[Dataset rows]
-.-.-
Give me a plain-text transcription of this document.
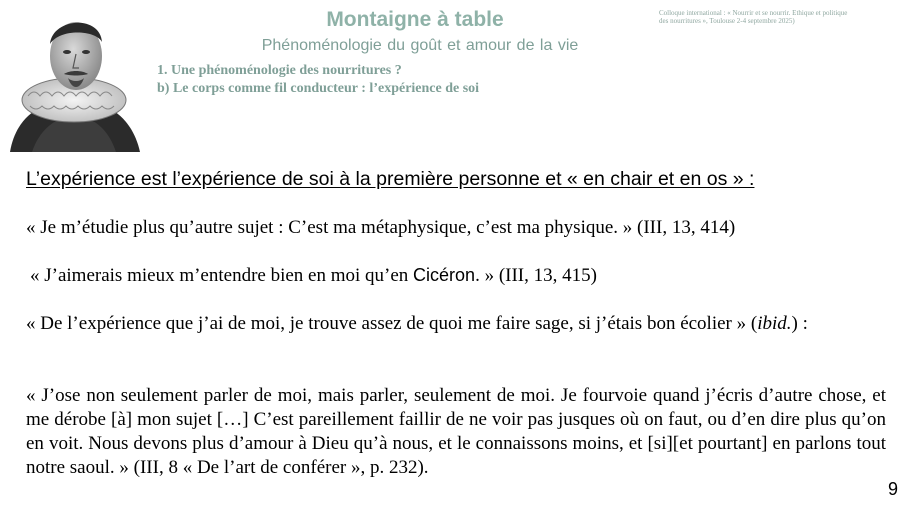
Montaigne à table
Phénoménologie du goût et amour de la vie
1. Une phénoménologie des nourritures ?
b) Le corps comme fil conducteur : l’expérience de soi
Colloque international : « Nourrir et se nourrir. Ethique et politique
des nourritures », Toulouse 2-4 septembre 2025)
L’expérience est l’expérience de soi à la première personne et « en chair et en os » :
« Je m’étudie plus qu’autre sujet : C’est ma métaphysique, c’est ma physique. » (III, 13, 414)
« J’aimerais mieux m’entendre bien en moi qu’en Cicéron. » (III, 13, 415)
« De l’expérience que j’ai de moi, je trouve assez de quoi me faire sage, si j’étais bon écolier » (ibid.) :
« J’ose non seulement parler de moi, mais parler, seulement de moi. Je fourvoie quand j’écris d’autre chose, et me dérobe [à] mon sujet […] C’est pareillement faillir de ne voir pas jusques où on faut, ou d’en dire plus qu’on en voit. Nous devons plus d’amour à Dieu qu’à nous, et le connaissons moins, et [si][et pourtant] en parlons tout notre saoul. » (III, 8 « De l’art de conférer », p. 232).
9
-.-.-
DIRECTIONS FOR THIS TASK: Restate the full listing verbatim and drop every picture.

SOLUTION FOR THIS PROBLEM:
Give me a plain-text transcription of this document.
Montaigne à table
Phénoménologie du goût et amour de la vie
1. Une phénoménologie des nourritures ?
b) Le corps comme fil conducteur : l’expérience de soi
Colloque international : « Nourrir et se nourrir. Ethique et politique
des nourritures », Toulouse 2-4 septembre 2025)
L’expérience est l’expérience de soi à la première personne et « en chair et en os » :
« Je m’étudie plus qu’autre sujet : C’est ma métaphysique, c’est ma physique. » (III, 13, 414)
« J’aimerais mieux m’entendre bien en moi qu’en Cicéron. » (III, 13, 415)
« De l’expérience que j’ai de moi, je trouve assez de quoi me faire sage, si j’étais bon écolier » (ibid.) :
« J’ose non seulement parler de moi, mais parler, seulement de moi. Je fourvoie quand j’écris d’autre chose, et me dérobe [à] mon sujet […] C’est pareillement faillir de ne voir pas jusques où on faut, ou d’en dire plus qu’on en voit. Nous devons plus d’amour à Dieu qu’à nous, et le connaissons moins, et [si][et pourtant] en parlons tout notre saoul. » (III, 8 « De l’art de conférer », p. 232).
9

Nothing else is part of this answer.